La Colonne (tome 1) - Un esprit blanc
de Christophe Dabitch et Nicolas Dumontheuil
Futuropolis 2013 /  17 €- 111.35  ffr. / 80 pages
ISBN : 978-2-7548-0712-8
FORMAT : 24x30 cm

Le mythe de la caserne

Certaines rencontres semblent aller de soi. Christophe Dabitch et Nicolas Dumontheuil réalisaient des oeuvres cousines et il était naturel qu'ils finissent par travailler ensemble.
Le scénariste, depuis La Ligne de fuite, nous dévoile les moments méconnus de notre Histoire. Mais loin d'un cours magistral ou d'une aventure à l'ancienne, il souligne les doutes, les fêlures et les interrogations. Christophe Dabitch s'accroche au réel sans se restreindre au rationnel. Le voyage et la différence le touchent.
Quant au dessinateur, il a souvent fait la démonstration du lien entre réalité et onirisme. Dans Le Roi cassé et Big Foot, il a inventé des passés alternatifs, et dans Le landais volant, il s'est interrogé sur les capacités de l'occidental à voir l'Autre. Alternant entre le comique et l'académisme, Dumontheuil s'est trouvé un style drôle et authentique.
Les voilà donc ensemble pour ce diptyque consacré à La Colonne. Dans colonne, on trouve un peu de colonie, et c'est effectivement l'avenir des territoires français en Afrique que veut défendre cette petite troupe. Inspirée d'une véritable expédition de 1899, la mission du capitaine Boulet et du lieutenant Lemoine fait abondamment couler le sang des populations locales, au nom de la France et de l'Armée. Les deux officiers eux-mêmes n'en reviendront pas vivants.

Données de l'exercice:
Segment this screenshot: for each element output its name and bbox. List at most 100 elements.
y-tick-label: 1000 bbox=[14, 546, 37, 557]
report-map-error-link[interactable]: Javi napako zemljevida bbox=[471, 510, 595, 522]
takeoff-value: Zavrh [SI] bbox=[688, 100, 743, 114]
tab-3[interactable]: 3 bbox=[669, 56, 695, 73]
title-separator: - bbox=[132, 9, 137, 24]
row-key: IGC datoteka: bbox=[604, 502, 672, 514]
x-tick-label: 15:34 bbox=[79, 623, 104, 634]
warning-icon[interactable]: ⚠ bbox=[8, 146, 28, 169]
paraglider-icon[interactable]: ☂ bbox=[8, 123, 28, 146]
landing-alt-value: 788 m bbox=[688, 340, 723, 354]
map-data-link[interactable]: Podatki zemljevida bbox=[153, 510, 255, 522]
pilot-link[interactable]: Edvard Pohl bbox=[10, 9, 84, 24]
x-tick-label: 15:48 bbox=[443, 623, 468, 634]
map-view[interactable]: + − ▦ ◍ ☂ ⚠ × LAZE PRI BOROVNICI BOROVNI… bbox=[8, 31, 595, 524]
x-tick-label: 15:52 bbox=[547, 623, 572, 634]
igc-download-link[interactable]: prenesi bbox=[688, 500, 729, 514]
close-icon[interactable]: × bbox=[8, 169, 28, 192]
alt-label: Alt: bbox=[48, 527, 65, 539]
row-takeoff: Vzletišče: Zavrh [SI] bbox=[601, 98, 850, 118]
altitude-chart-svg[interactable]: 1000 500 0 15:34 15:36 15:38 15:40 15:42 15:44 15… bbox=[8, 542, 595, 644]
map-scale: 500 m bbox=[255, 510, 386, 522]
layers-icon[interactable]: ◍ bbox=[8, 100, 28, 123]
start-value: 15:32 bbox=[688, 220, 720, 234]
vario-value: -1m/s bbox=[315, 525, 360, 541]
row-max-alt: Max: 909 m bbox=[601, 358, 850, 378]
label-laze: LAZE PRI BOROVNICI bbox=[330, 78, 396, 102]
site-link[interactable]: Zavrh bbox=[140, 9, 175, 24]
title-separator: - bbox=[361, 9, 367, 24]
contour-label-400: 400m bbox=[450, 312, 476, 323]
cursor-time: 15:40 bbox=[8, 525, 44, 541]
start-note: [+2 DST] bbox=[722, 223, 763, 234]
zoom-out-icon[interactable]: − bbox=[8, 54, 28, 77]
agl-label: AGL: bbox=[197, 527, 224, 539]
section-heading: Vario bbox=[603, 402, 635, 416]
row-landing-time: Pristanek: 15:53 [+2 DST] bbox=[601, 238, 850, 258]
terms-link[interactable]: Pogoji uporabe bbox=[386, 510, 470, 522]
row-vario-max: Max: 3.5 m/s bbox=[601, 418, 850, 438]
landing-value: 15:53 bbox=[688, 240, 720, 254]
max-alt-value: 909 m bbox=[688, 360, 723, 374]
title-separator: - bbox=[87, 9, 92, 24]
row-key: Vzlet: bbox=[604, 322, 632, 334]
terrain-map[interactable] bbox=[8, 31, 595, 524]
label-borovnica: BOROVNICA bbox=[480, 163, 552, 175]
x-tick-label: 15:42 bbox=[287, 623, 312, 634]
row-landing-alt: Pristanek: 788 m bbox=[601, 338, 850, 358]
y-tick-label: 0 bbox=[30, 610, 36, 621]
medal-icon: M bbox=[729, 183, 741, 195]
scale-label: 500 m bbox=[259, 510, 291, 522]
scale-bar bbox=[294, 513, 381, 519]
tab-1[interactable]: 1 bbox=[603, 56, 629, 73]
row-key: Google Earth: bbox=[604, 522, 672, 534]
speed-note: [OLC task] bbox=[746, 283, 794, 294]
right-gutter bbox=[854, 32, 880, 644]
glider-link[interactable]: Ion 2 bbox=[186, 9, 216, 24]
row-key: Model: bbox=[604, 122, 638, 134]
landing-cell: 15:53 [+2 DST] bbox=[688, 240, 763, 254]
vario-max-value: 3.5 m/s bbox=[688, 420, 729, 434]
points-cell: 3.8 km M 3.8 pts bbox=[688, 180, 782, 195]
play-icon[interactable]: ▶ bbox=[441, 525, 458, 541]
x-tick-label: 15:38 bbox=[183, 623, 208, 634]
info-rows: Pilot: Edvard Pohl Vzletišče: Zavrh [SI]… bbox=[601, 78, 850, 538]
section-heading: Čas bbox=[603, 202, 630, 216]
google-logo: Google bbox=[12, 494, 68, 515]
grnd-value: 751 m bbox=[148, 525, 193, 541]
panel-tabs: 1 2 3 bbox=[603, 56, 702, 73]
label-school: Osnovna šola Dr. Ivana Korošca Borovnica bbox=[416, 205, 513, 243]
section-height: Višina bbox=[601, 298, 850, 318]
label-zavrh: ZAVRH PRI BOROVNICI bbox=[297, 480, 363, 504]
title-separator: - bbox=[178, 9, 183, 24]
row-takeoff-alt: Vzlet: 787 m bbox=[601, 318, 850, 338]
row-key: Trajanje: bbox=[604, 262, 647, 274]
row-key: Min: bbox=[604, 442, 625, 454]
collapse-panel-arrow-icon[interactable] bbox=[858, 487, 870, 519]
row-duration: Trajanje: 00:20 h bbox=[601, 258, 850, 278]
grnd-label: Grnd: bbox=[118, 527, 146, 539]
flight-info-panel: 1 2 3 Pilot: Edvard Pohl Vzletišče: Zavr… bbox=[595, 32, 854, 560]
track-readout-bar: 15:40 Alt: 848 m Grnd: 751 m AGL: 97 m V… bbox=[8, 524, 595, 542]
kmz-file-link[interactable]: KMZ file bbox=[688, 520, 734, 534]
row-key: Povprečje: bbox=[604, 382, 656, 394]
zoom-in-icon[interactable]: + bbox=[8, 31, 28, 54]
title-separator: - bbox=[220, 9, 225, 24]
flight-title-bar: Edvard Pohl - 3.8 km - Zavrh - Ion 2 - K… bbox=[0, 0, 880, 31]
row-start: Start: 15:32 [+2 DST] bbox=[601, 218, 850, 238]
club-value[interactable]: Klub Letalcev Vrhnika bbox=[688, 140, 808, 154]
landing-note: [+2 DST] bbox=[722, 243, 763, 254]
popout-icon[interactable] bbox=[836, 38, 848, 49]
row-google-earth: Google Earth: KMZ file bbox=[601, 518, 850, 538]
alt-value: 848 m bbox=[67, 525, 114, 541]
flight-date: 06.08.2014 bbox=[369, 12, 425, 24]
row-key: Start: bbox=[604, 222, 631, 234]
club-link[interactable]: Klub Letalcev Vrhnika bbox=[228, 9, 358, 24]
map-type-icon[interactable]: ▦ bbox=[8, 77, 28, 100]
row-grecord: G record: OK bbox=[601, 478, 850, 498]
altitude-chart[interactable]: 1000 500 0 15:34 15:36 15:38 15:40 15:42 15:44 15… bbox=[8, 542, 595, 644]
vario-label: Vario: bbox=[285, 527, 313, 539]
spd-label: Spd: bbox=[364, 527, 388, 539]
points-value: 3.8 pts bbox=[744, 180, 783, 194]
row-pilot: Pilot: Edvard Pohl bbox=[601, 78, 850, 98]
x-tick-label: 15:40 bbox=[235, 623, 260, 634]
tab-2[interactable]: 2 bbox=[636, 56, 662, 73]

Objectifs:
A – Reproduisez à l'identique et en entier le texte consacré à La Colonne.
B – Dans les enregistrements, du début jusqu'à la ligne qui contient « site-link[interactable]: Zavrh bbox=[140, 9, 175, 24] » incluse, remplacez « x-tick-label » par « etiquette-axe-x ». Ne donnez que ces lignes et laissez tout le reste inchangé.

Corrigé:
A –
La Colonne (tome 1) - Un esprit blanc
de Christophe Dabitch et Nicolas Dumontheuil
Futuropolis 2013 /  17 €- 111.35  ffr. / 80 pages
ISBN : 978-2-7548-0712-8
FORMAT : 24x30 cm

Le mythe de la caserne

Certaines rencontres semblent aller de soi. Christophe Dabitch et Nicolas Dumontheuil réalisaient des oeuvres cousines et il était naturel qu'ils finissent par travailler ensemble.
Le scénariste, depuis La Ligne de fuite, nous dévoile les moments méconnus de notre Histoire. Mais loin d'un cours magistral ou d'une aventure à l'ancienne, il souligne les doutes, les fêlures et les interrogations. Christophe Dabitch s'accroche au réel sans se restreindre au rationnel. Le voyage et la différence le touchent.
Quant au dessinateur, il a souvent fait la démonstration du lien entre réalité et onirisme. Dans Le Roi cassé et Big Foot, il a inventé des passés alternatifs, et dans Le landais volant, il s'est interrogé sur les capacités de l'occidental à voir l'Autre. Alternant entre le comique et l'académisme, Dumontheuil s'est trouvé un style drôle et authentique.
Les voilà donc ensemble pour ce diptyque consacré à La Colonne. Dans colonne, on trouve un peu de colonie, et c'est effectivement l'avenir des territoires français en Afrique que veut défendre cette petite troupe. Inspirée d'une véritable expédition de 1899, la mission du capitaine Boulet et du lieutenant Lemoine fait abondamment couler le sang des populations locales, au nom de la France et de l'Armée. Les deux officiers eux-mêmes n'en reviendront pas vivants.

B –
Segment this screenshot: for each element output its name and bbox. List at most 100 elements.
y-tick-label: 1000 bbox=[14, 546, 37, 557]
report-map-error-link[interactable]: Javi napako zemljevida bbox=[471, 510, 595, 522]
takeoff-value: Zavrh [SI] bbox=[688, 100, 743, 114]
tab-3[interactable]: 3 bbox=[669, 56, 695, 73]
title-separator: - bbox=[132, 9, 137, 24]
row-key: IGC datoteka: bbox=[604, 502, 672, 514]
etiquette-axe-x: 15:34 bbox=[79, 623, 104, 634]
warning-icon[interactable]: ⚠ bbox=[8, 146, 28, 169]
paraglider-icon[interactable]: ☂ bbox=[8, 123, 28, 146]
landing-alt-value: 788 m bbox=[688, 340, 723, 354]
map-data-link[interactable]: Podatki zemljevida bbox=[153, 510, 255, 522]
pilot-link[interactable]: Edvard Pohl bbox=[10, 9, 84, 24]
etiquette-axe-x: 15:48 bbox=[443, 623, 468, 634]
map-view[interactable]: + − ▦ ◍ ☂ ⚠ × LAZE PRI BOROVNICI BOROVNI… bbox=[8, 31, 595, 524]
etiquette-axe-x: 15:52 bbox=[547, 623, 572, 634]
igc-download-link[interactable]: prenesi bbox=[688, 500, 729, 514]
close-icon[interactable]: × bbox=[8, 169, 28, 192]
alt-label: Alt: bbox=[48, 527, 65, 539]
row-takeoff: Vzletišče: Zavrh [SI] bbox=[601, 98, 850, 118]
altitude-chart-svg[interactable]: 1000 500 0 15:34 15:36 15:38 15:40 15:42 15:44 15… bbox=[8, 542, 595, 644]
map-scale: 500 m bbox=[255, 510, 386, 522]
layers-icon[interactable]: ◍ bbox=[8, 100, 28, 123]
start-value: 15:32 bbox=[688, 220, 720, 234]
vario-value: -1m/s bbox=[315, 525, 360, 541]
row-max-alt: Max: 909 m bbox=[601, 358, 850, 378]
label-laze: LAZE PRI BOROVNICI bbox=[330, 78, 396, 102]
site-link[interactable]: Zavrh bbox=[140, 9, 175, 24]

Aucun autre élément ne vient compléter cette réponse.